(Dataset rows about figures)
--- START ---

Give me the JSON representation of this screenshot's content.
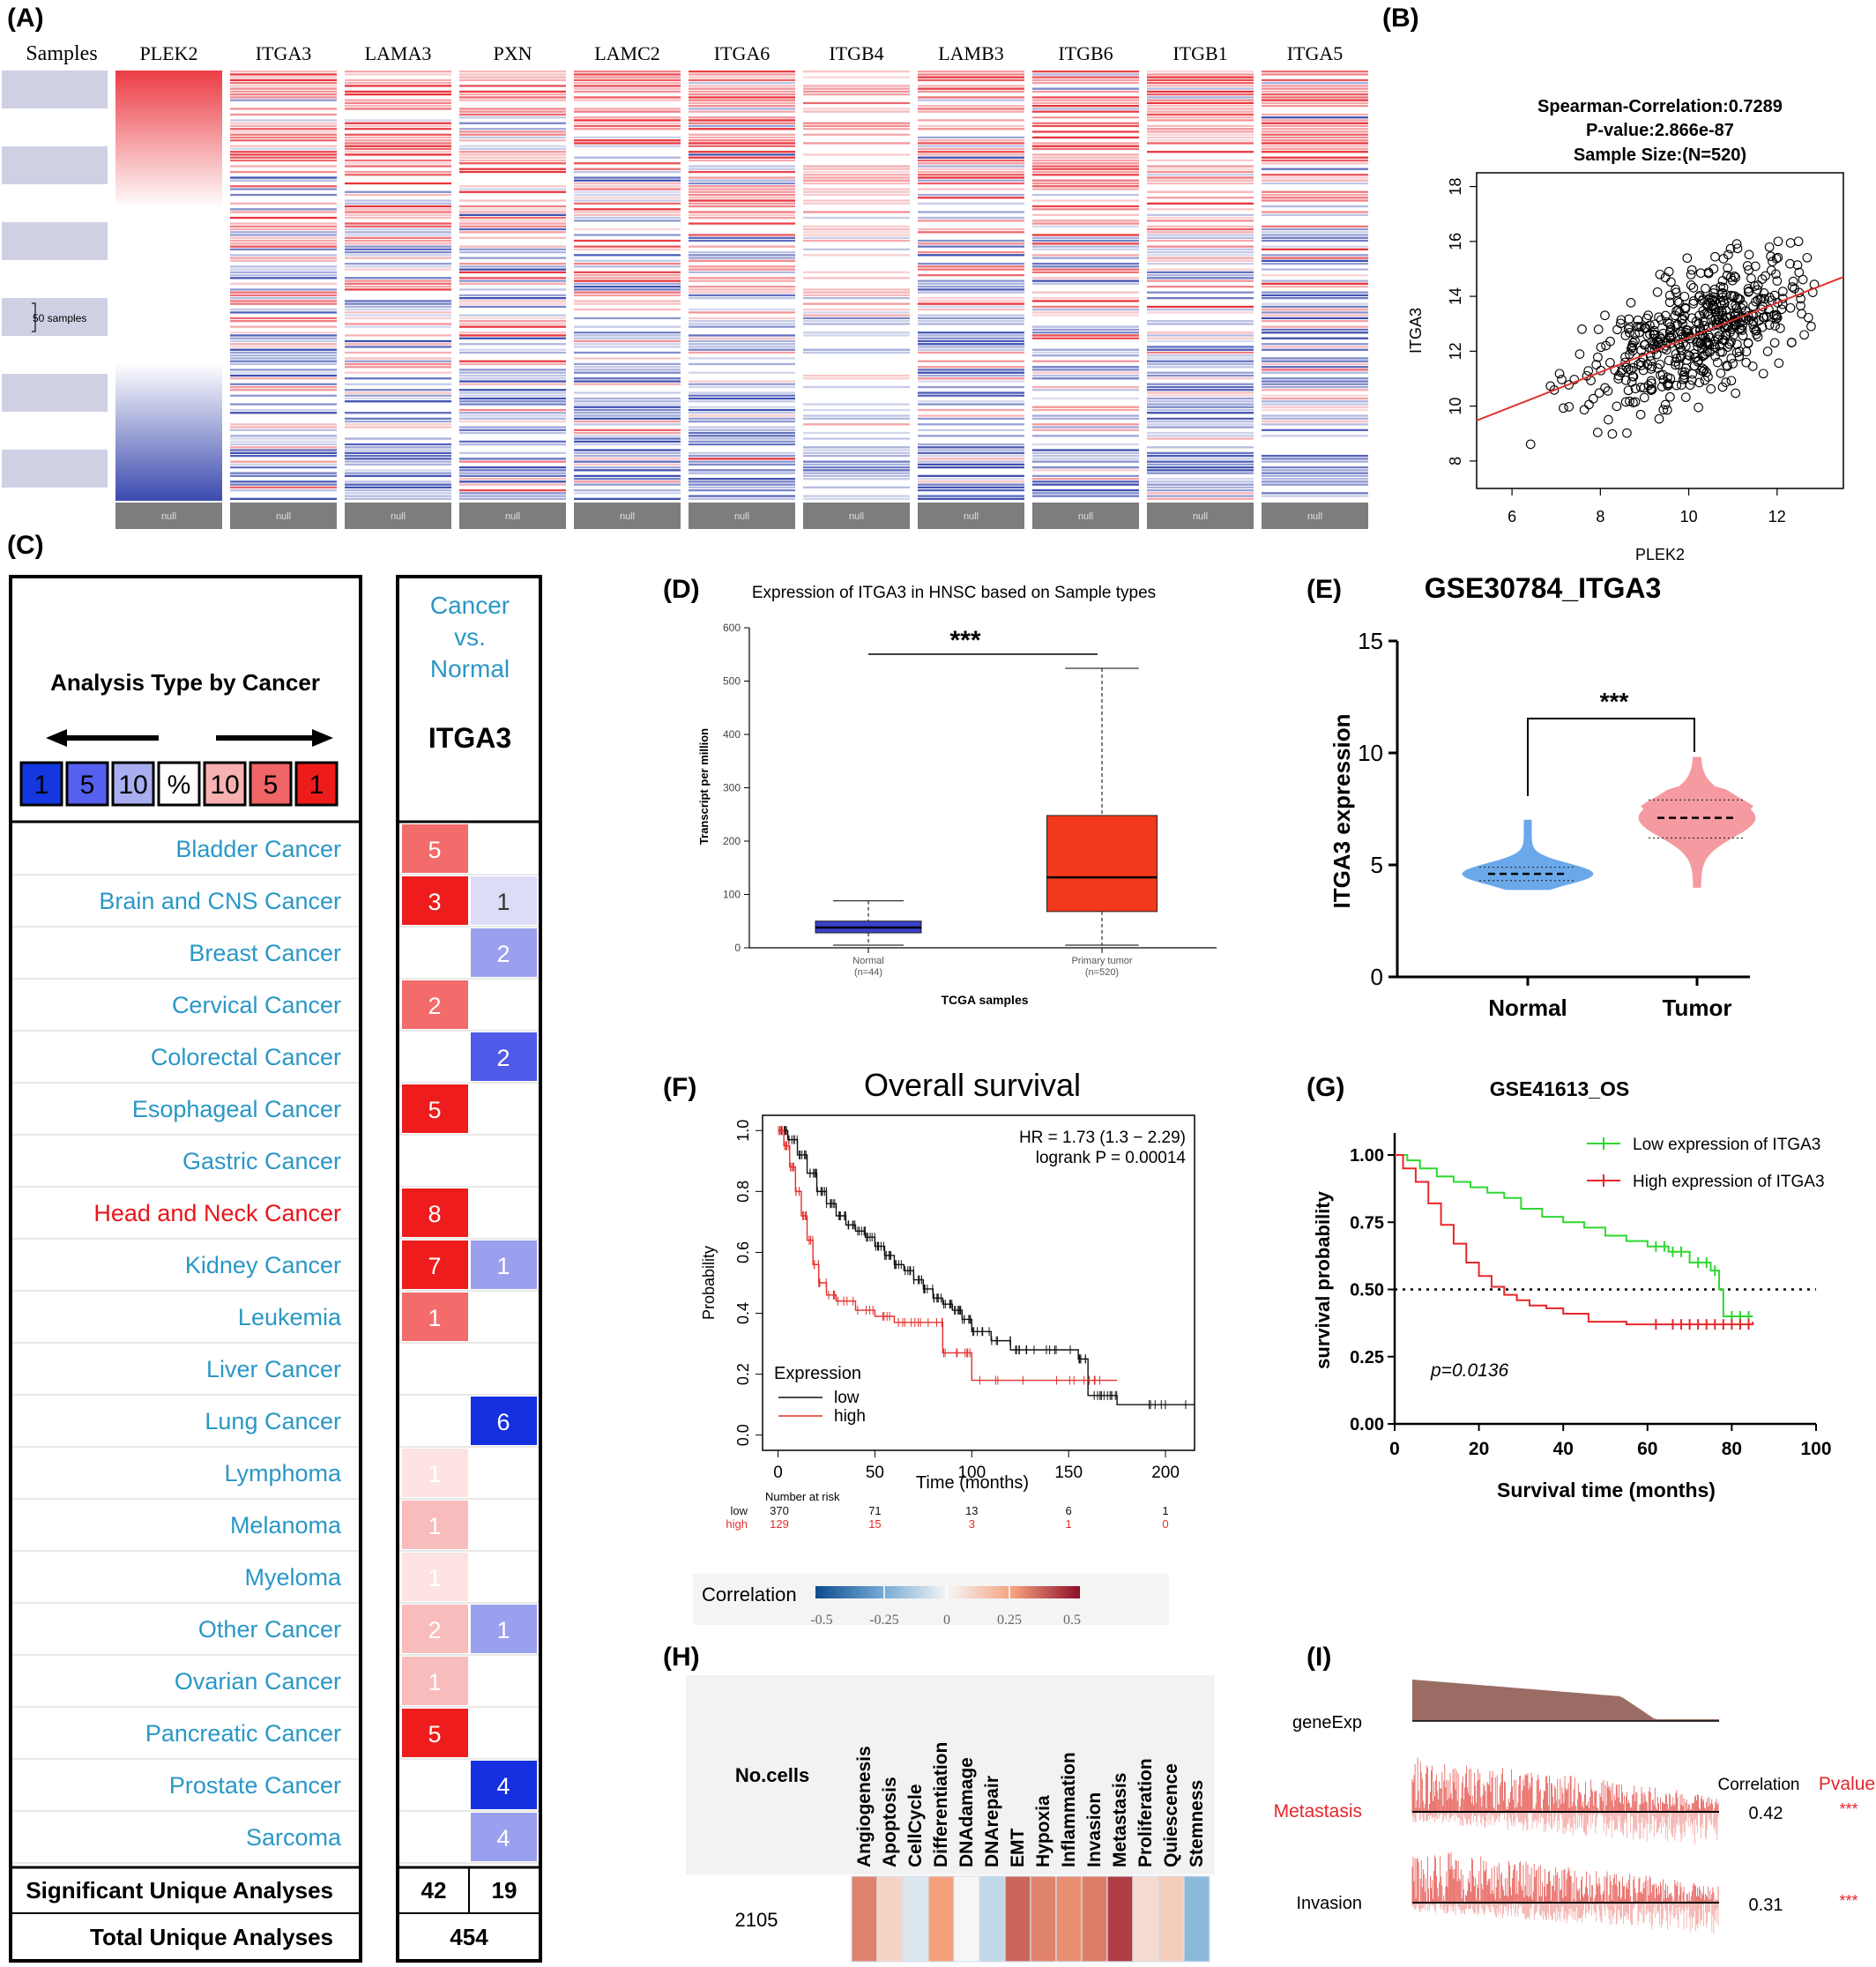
{
  "panels": {
    "A": {
      "label": "(A)"
    },
    "B": {
      "label": "(B)"
    },
    "C": {
      "label": "(C)"
    },
    "D": {
      "label": "(D)"
    },
    "E": {
      "label": "(E)"
    },
    "F": {
      "label": "(F)"
    },
    "G": {
      "label": "(G)"
    },
    "H": {
      "label": "(H)"
    },
    "I": {
      "label": "(I)"
    }
  },
  "chart_data": [
    {
      "panel": "A",
      "type": "heatmap",
      "sample_header": "Samples",
      "sample_scale_label": "50 samples",
      "columns": [
        "PLEK2",
        "ITGA3",
        "LAMA3",
        "PXN",
        "LAMC2",
        "ITGA6",
        "ITGB4",
        "LAMB3",
        "ITGB6",
        "ITGB1",
        "ITGA5"
      ],
      "footer_label": "null",
      "colors": {
        "high": "#e8343c",
        "low": "#3f4fb0",
        "mid": "#ffffff",
        "band": "#cfd0e4",
        "footer": "#7d7d7d"
      }
    },
    {
      "panel": "B",
      "type": "scatter",
      "title_lines": [
        "Spearman-Correlation:0.7289",
        "P-value:2.866e-87",
        "Sample Size:(N=520)"
      ],
      "xlabel": "PLEK2",
      "ylabel": "ITGA3",
      "xlim": [
        5.2,
        13.5
      ],
      "ylim": [
        7,
        18.5
      ],
      "xticks": [
        "6",
        "8",
        "10",
        "12"
      ],
      "yticks": [
        "8",
        "10",
        "12",
        "14",
        "16",
        "18"
      ],
      "n": 520,
      "fit": {
        "intercept": 6.2,
        "slope": 0.63
      },
      "fit_color": "#e0342f"
    },
    {
      "panel": "C",
      "type": "table",
      "legend_title": "Analysis Type by Cancer",
      "legend_cells": [
        "1",
        "5",
        "10",
        "%",
        "10",
        "5",
        "1"
      ],
      "legend_colors": [
        "#1437e0",
        "#5560ee",
        "#a9aef0",
        "#ffffff",
        "#f7b1b1",
        "#f06565",
        "#ee1b1b"
      ],
      "column_header": "Cancer vs. Normal",
      "gene": "ITGA3",
      "rows": [
        {
          "name": "Bladder Cancer",
          "up": "5",
          "down": "",
          "highlight": false
        },
        {
          "name": "Brain and CNS Cancer",
          "up": "3",
          "down": "1",
          "highlight": false
        },
        {
          "name": "Breast Cancer",
          "up": "",
          "down": "2",
          "highlight": false
        },
        {
          "name": "Cervical Cancer",
          "up": "2",
          "down": "",
          "highlight": false
        },
        {
          "name": "Colorectal Cancer",
          "up": "",
          "down": "2",
          "highlight": false
        },
        {
          "name": "Esophageal Cancer",
          "up": "5",
          "down": "",
          "highlight": false
        },
        {
          "name": "Gastric Cancer",
          "up": "",
          "down": "",
          "highlight": false
        },
        {
          "name": "Head and Neck Cancer",
          "up": "8",
          "down": "",
          "highlight": true
        },
        {
          "name": "Kidney Cancer",
          "up": "7",
          "down": "1",
          "highlight": false
        },
        {
          "name": "Leukemia",
          "up": "1",
          "down": "",
          "highlight": false
        },
        {
          "name": "Liver Cancer",
          "up": "",
          "down": "",
          "highlight": false
        },
        {
          "name": "Lung Cancer",
          "up": "",
          "down": "6",
          "highlight": false
        },
        {
          "name": "Lymphoma",
          "up": "1",
          "down": "",
          "highlight": false
        },
        {
          "name": "Melanoma",
          "up": "1",
          "down": "",
          "highlight": false
        },
        {
          "name": "Myeloma",
          "up": "1",
          "down": "",
          "highlight": false
        },
        {
          "name": "Other Cancer",
          "up": "2",
          "down": "1",
          "highlight": false
        },
        {
          "name": "Ovarian Cancer",
          "up": "1",
          "down": "",
          "highlight": false
        },
        {
          "name": "Pancreatic Cancer",
          "up": "5",
          "down": "",
          "highlight": false
        },
        {
          "name": "Prostate Cancer",
          "up": "",
          "down": "4",
          "highlight": false
        },
        {
          "name": "Sarcoma",
          "up": "",
          "down": "4",
          "highlight": false
        }
      ],
      "up_colors": [
        "#f36b6b",
        "#ee1c1c",
        "",
        "#f36b6b",
        "",
        "#ee1c1c",
        "",
        "#ee1c1c",
        "#ee1c1c",
        "#f36b6b",
        "",
        "",
        "#fde3e3",
        "#f9bcbc",
        "#fde3e3",
        "#f9bcbc",
        "#f9bcbc",
        "#ee1c1c",
        "",
        ""
      ],
      "down_colors": [
        "",
        "#dcdcf6",
        "#9aa0ee",
        "",
        "#4f5ae8",
        "",
        "",
        "",
        "#9aa0ee",
        "",
        "",
        "#1430e0",
        "",
        "",
        "",
        "#9aa0ee",
        "",
        "",
        "#1430e0",
        "#9aa0ee"
      ],
      "significant_label": "Significant Unique Analyses",
      "significant_up": "42",
      "significant_down": "19",
      "total_label": "Total Unique Analyses",
      "total": "454",
      "label_color": "#2a97c6",
      "highlight_color": "#e8161b"
    },
    {
      "panel": "D",
      "type": "box",
      "title": "Expression of ITGA3 in HNSC based on Sample types",
      "ylabel": "Transcript per million",
      "xlabel": "TCGA samples",
      "ylim": [
        0,
        600
      ],
      "yticks": [
        "0",
        "100",
        "200",
        "300",
        "400",
        "500",
        "600"
      ],
      "categories": [
        "Normal",
        "Primary tumor"
      ],
      "counts": [
        "(n=44)",
        "(n=520)"
      ],
      "boxes": [
        {
          "min": 5,
          "q1": 28,
          "median": 38,
          "q3": 50,
          "max": 88,
          "color": "#3b40c9"
        },
        {
          "min": 5,
          "q1": 68,
          "median": 132,
          "q3": 248,
          "max": 524,
          "color": "#f2391c"
        }
      ],
      "significance": "***"
    },
    {
      "panel": "E",
      "type": "violin",
      "title": "GSE30784_ITGA3",
      "ylabel": "ITGA3 expression",
      "ylim": [
        0,
        15
      ],
      "yticks": [
        "0",
        "5",
        "10",
        "15"
      ],
      "categories": [
        "Normal",
        "Tumor"
      ],
      "medians": [
        4.6,
        7.1
      ],
      "quartiles": [
        [
          4.3,
          4.9
        ],
        [
          6.2,
          7.9
        ]
      ],
      "ranges": [
        [
          3.9,
          7.0
        ],
        [
          4.0,
          9.8
        ]
      ],
      "colors": [
        "#6aa8ea",
        "#f59aa0"
      ],
      "significance": "***"
    },
    {
      "panel": "F",
      "type": "line",
      "title": "Overall survival",
      "xlabel": "Time (months)",
      "ylabel": "Probability",
      "xlim": [
        -8,
        215
      ],
      "ylim": [
        -0.05,
        1.05
      ],
      "xticks": [
        "0",
        "50",
        "100",
        "150",
        "200"
      ],
      "yticks": [
        "0.0",
        "0.2",
        "0.4",
        "0.6",
        "0.8",
        "1.0"
      ],
      "hr_text": "HR = 1.73 (1.3 − 2.29)",
      "logrank_text": "logrank P = 0.00014",
      "legend_title": "Expression",
      "series": [
        {
          "name": "low",
          "color": "#111111",
          "x": [
            0,
            5,
            10,
            15,
            20,
            25,
            30,
            35,
            40,
            45,
            50,
            55,
            60,
            65,
            70,
            75,
            80,
            85,
            90,
            95,
            100,
            110,
            120,
            130,
            155,
            160,
            170,
            175,
            215
          ],
          "y": [
            1.0,
            0.97,
            0.92,
            0.86,
            0.8,
            0.76,
            0.72,
            0.69,
            0.67,
            0.65,
            0.62,
            0.59,
            0.56,
            0.54,
            0.51,
            0.48,
            0.45,
            0.43,
            0.41,
            0.38,
            0.34,
            0.31,
            0.28,
            0.28,
            0.25,
            0.13,
            0.13,
            0.1,
            0.1
          ]
        },
        {
          "name": "high",
          "color": "#e3302c",
          "x": [
            0,
            3,
            6,
            9,
            12,
            15,
            18,
            21,
            25,
            30,
            40,
            50,
            60,
            70,
            80,
            85,
            95,
            100,
            140,
            160,
            175
          ],
          "y": [
            1.0,
            0.95,
            0.88,
            0.8,
            0.72,
            0.64,
            0.56,
            0.5,
            0.46,
            0.44,
            0.41,
            0.39,
            0.37,
            0.37,
            0.37,
            0.27,
            0.27,
            0.18,
            0.18,
            0.18,
            0.18
          ]
        }
      ],
      "risk_title": "Number at risk",
      "risk_times": [
        0,
        50,
        100,
        150,
        200
      ],
      "risk": [
        {
          "name": "low",
          "values": [
            "370",
            "71",
            "13",
            "6",
            "1"
          ],
          "color": "#111111"
        },
        {
          "name": "high",
          "values": [
            "129",
            "15",
            "3",
            "1",
            "0"
          ],
          "color": "#e3302c"
        }
      ]
    },
    {
      "panel": "G",
      "type": "line",
      "title": "GSE41613_OS",
      "xlabel": "Survival time (months)",
      "ylabel": "survival probability",
      "xlim": [
        0,
        100
      ],
      "ylim": [
        0,
        1.05
      ],
      "xticks": [
        "0",
        "20",
        "40",
        "60",
        "80",
        "100"
      ],
      "yticks": [
        "0.00",
        "0.25",
        "0.50",
        "0.75",
        "1.00"
      ],
      "pvalue_text": "p=0.0136",
      "series": [
        {
          "name": "Low expression of ITGA3",
          "color": "#2fd72f",
          "x": [
            0,
            3,
            6,
            10,
            14,
            18,
            22,
            26,
            30,
            35,
            40,
            45,
            50,
            55,
            60,
            65,
            70,
            75,
            77,
            78,
            85
          ],
          "y": [
            1.0,
            0.98,
            0.95,
            0.92,
            0.9,
            0.88,
            0.86,
            0.84,
            0.8,
            0.77,
            0.75,
            0.73,
            0.7,
            0.68,
            0.66,
            0.64,
            0.6,
            0.57,
            0.5,
            0.4,
            0.4
          ]
        },
        {
          "name": "High expression of ITGA3",
          "color": "#e8262a",
          "x": [
            0,
            2,
            5,
            8,
            11,
            14,
            17,
            20,
            23,
            26,
            29,
            32,
            36,
            40,
            46,
            55,
            65,
            75,
            85
          ],
          "y": [
            1.0,
            0.95,
            0.9,
            0.82,
            0.74,
            0.67,
            0.6,
            0.55,
            0.51,
            0.48,
            0.46,
            0.44,
            0.43,
            0.41,
            0.38,
            0.37,
            0.37,
            0.37,
            0.38
          ]
        }
      ],
      "reference_line": 0.5
    },
    {
      "panel": "H",
      "type": "heatmap",
      "colorbar_label": "Correlation",
      "colorbar_ticks": [
        "-0.5",
        "-0.25",
        "0",
        "0.25",
        "0.5"
      ],
      "colorbar_range": [
        -0.5,
        0.5
      ],
      "row_header": "No.cells",
      "row_value": "2105",
      "categories": [
        "Angiogenesis",
        "Apoptosis",
        "CellCycle",
        "Differentiation",
        "DNAdamage",
        "DNArepair",
        "EMT",
        "Hypoxia",
        "Inflammation",
        "Invasion",
        "Metastasis",
        "Proliferation",
        "Quiescence",
        "Stemness"
      ],
      "values": [
        0.3,
        0.1,
        -0.05,
        0.25,
        0.0,
        -0.1,
        0.35,
        0.3,
        0.28,
        0.31,
        0.42,
        0.08,
        0.12,
        -0.2
      ]
    },
    {
      "panel": "I",
      "type": "area",
      "track_labels": [
        "geneExp",
        "Metastasis",
        "Invasion"
      ],
      "track_colors": [
        "#9a6c63",
        "#e55650",
        "#e55650"
      ],
      "correlation_header": "Correlation",
      "pvalue_header": "Pvalue",
      "rows": [
        {
          "name": "Metastasis",
          "correlation": "0.42",
          "pvalue": "***",
          "highlight": true
        },
        {
          "name": "Invasion",
          "correlation": "0.31",
          "pvalue": "***",
          "highlight": false
        }
      ],
      "highlight_color": "#e2262b"
    }
  ]
}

--- END ---

**Work to complete**
Out of the records, collect only those lines that contain the string "months".

**Result of this task**
      "xlabel": "Time (months)",
      "xlabel": "Survival time (months)",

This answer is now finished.